**Task objective:** Extract every line that includes the string "name".

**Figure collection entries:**
::::::

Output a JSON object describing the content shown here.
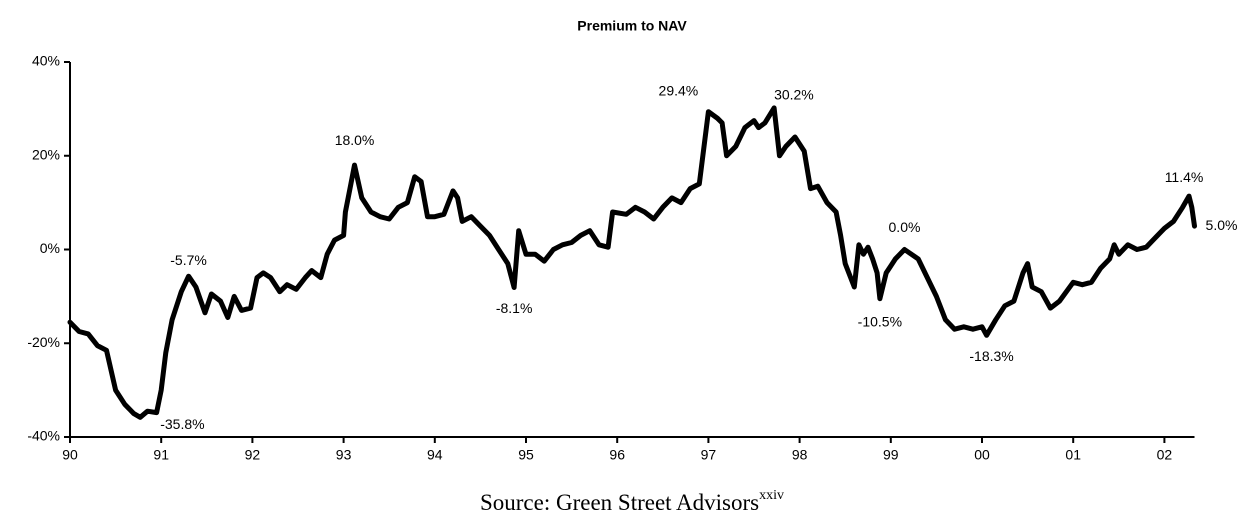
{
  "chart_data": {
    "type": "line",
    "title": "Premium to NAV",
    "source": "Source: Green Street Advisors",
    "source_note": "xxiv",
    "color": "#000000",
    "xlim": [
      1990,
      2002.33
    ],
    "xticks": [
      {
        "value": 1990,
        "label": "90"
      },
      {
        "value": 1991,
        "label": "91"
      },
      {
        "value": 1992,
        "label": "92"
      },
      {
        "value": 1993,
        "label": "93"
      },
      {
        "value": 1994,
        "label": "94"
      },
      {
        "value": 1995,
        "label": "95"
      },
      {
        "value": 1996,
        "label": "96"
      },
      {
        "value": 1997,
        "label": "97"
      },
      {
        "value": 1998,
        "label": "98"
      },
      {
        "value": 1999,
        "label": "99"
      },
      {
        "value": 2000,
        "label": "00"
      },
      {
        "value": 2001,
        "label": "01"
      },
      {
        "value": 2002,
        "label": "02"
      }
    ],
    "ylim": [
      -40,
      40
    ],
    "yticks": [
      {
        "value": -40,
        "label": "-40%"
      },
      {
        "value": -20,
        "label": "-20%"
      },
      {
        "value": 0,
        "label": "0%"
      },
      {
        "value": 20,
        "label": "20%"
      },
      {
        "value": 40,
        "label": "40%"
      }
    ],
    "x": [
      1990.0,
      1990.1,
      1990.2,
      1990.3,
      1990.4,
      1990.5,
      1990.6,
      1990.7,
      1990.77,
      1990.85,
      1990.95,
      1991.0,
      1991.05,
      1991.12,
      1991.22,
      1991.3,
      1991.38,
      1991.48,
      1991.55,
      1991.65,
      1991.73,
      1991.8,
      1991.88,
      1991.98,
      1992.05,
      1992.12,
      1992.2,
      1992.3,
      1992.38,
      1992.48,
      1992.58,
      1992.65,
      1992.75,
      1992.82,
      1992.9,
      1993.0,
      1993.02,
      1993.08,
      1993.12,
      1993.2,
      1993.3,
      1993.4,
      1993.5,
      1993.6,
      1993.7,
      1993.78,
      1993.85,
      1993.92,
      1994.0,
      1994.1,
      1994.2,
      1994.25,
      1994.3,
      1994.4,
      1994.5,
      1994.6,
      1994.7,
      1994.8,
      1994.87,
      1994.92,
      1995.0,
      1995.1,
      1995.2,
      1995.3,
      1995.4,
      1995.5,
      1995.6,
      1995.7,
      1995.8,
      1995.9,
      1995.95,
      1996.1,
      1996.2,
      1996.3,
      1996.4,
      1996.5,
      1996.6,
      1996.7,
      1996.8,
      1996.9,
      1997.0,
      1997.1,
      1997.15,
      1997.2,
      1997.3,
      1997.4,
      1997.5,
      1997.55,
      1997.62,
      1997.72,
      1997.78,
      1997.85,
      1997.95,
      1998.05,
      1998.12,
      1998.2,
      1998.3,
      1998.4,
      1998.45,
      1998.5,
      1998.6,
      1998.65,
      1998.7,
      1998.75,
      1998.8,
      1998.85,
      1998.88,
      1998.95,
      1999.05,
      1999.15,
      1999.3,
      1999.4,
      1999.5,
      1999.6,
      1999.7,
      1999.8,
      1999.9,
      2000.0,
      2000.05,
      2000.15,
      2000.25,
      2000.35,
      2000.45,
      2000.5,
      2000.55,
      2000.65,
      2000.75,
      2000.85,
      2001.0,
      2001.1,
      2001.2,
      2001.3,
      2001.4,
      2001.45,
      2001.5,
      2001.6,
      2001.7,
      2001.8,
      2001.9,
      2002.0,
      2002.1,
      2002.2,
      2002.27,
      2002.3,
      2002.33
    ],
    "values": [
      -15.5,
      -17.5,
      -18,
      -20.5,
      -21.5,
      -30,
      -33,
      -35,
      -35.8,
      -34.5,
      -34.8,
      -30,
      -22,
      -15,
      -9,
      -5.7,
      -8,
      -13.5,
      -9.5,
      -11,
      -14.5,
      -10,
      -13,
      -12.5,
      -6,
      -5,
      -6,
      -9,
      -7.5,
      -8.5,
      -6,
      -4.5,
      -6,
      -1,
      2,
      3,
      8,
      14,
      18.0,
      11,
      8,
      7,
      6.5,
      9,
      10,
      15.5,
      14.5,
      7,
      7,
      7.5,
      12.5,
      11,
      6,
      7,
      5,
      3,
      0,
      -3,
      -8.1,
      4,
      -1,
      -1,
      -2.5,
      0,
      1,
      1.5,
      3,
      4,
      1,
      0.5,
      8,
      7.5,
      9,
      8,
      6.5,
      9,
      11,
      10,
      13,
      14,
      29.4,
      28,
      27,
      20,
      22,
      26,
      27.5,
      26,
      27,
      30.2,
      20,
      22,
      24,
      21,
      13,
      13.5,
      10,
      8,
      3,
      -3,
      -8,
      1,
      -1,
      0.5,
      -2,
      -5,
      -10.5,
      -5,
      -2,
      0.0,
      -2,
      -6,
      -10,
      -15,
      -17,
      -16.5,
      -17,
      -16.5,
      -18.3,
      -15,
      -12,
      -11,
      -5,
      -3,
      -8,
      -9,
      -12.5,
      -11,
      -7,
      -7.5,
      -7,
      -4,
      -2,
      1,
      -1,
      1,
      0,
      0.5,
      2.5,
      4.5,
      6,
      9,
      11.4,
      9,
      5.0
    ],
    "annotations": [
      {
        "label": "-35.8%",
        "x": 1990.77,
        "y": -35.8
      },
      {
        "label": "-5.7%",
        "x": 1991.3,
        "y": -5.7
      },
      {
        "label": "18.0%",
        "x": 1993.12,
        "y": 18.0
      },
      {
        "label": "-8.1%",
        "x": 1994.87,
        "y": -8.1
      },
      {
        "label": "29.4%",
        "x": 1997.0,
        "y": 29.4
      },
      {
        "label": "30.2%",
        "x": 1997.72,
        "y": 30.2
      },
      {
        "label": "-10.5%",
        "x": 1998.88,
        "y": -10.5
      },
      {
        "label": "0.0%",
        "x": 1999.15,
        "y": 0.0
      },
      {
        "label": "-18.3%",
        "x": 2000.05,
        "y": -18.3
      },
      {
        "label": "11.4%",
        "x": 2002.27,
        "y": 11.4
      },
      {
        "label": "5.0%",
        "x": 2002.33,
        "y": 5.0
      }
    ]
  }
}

::::::

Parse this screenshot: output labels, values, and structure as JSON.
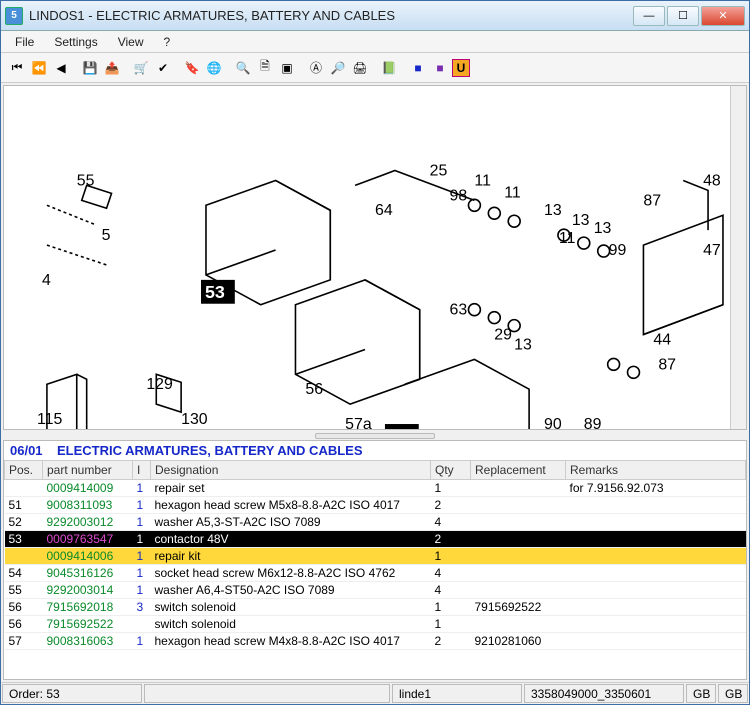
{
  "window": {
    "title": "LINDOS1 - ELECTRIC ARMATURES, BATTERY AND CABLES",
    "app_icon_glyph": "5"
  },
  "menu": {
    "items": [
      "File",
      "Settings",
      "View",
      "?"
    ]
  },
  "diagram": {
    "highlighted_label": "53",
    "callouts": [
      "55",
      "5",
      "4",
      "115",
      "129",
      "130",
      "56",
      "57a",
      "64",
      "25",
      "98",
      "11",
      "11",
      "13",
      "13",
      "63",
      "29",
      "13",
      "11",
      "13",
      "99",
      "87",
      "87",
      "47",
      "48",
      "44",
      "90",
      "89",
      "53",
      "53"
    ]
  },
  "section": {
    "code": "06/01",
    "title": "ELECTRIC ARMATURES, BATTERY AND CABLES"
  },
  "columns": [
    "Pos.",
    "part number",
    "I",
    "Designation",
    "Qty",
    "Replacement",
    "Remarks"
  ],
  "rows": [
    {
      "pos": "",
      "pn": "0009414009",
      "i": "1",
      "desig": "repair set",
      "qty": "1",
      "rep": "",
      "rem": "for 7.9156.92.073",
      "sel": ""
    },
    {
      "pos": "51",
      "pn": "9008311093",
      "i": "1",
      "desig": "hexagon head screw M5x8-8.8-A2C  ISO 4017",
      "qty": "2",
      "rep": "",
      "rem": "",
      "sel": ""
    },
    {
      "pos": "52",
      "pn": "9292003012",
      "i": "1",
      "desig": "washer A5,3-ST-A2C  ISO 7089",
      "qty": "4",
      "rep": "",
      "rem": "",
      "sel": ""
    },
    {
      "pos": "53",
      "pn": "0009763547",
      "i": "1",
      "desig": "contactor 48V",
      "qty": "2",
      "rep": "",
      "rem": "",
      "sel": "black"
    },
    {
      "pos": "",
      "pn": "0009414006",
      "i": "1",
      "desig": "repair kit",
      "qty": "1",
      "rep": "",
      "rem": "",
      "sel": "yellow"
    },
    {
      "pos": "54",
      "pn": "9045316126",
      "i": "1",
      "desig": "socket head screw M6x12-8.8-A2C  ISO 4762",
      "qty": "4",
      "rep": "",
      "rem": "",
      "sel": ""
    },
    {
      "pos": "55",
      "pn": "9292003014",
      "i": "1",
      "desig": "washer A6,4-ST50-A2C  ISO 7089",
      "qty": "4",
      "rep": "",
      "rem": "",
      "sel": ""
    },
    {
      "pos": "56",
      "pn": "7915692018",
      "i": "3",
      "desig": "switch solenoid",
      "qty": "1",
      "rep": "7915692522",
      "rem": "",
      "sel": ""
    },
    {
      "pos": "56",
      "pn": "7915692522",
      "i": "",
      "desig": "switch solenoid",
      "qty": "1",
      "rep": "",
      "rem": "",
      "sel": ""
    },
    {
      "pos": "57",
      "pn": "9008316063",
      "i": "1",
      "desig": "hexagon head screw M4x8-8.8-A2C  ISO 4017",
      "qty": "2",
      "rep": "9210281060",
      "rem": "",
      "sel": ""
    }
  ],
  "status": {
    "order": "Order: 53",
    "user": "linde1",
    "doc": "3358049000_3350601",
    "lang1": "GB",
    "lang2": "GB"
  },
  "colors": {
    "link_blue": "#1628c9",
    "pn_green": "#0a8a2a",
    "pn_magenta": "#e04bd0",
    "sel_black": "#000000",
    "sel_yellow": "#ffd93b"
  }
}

::::::

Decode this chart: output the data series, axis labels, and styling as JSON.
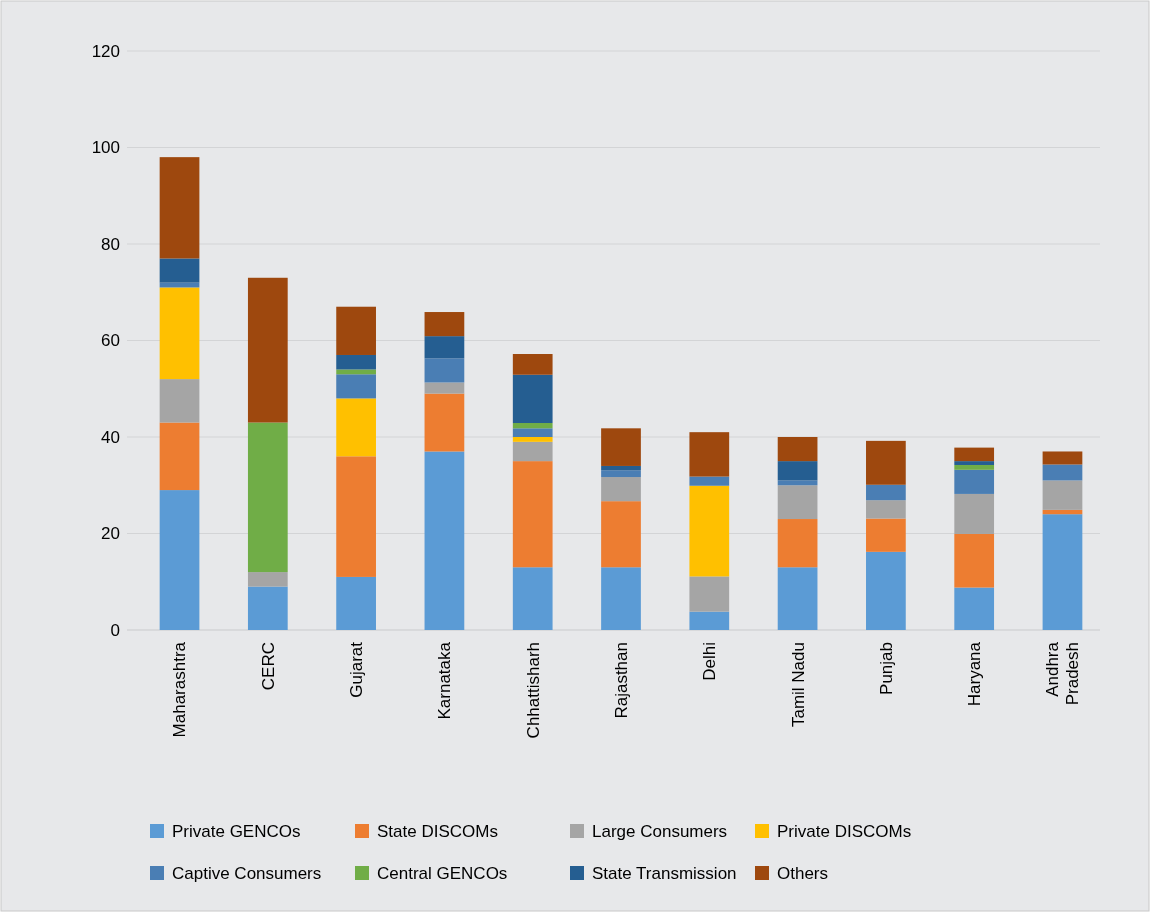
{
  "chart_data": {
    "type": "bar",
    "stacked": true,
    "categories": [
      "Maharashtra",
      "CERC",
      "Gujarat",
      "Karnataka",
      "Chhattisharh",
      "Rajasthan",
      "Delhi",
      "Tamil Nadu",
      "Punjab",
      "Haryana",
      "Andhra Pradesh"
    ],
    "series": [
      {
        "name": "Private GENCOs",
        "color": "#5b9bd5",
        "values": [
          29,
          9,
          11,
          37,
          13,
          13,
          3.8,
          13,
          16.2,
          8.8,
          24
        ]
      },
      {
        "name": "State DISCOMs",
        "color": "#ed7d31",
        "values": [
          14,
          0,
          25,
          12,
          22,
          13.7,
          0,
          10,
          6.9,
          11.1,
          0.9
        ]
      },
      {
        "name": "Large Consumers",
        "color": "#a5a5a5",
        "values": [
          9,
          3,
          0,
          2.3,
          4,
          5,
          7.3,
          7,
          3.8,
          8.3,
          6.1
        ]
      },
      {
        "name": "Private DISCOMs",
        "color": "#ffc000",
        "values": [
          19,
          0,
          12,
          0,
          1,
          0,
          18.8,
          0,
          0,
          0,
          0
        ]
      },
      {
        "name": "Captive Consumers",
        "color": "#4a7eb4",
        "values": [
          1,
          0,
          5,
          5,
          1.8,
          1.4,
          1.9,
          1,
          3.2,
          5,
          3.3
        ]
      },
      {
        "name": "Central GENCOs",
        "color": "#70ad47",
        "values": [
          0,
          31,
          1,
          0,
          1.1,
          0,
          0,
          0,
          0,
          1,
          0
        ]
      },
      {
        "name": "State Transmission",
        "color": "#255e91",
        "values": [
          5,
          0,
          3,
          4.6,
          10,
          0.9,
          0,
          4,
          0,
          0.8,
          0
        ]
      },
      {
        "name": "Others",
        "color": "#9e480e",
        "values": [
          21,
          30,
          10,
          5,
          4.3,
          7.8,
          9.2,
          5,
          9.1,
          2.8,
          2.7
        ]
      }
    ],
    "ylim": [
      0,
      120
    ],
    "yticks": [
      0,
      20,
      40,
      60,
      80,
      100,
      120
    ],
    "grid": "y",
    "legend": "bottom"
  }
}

::::::

**Expected output:**
        "name": "Private GENCOs",
        "name": "State DISCOMs",
        "name": "Large Consumers",
        "name": "Private DISCOMs",
        "name": "Captive Consumers",
        "name": "Central GENCOs",
        "name": "State Transmission",
        "name": "Others",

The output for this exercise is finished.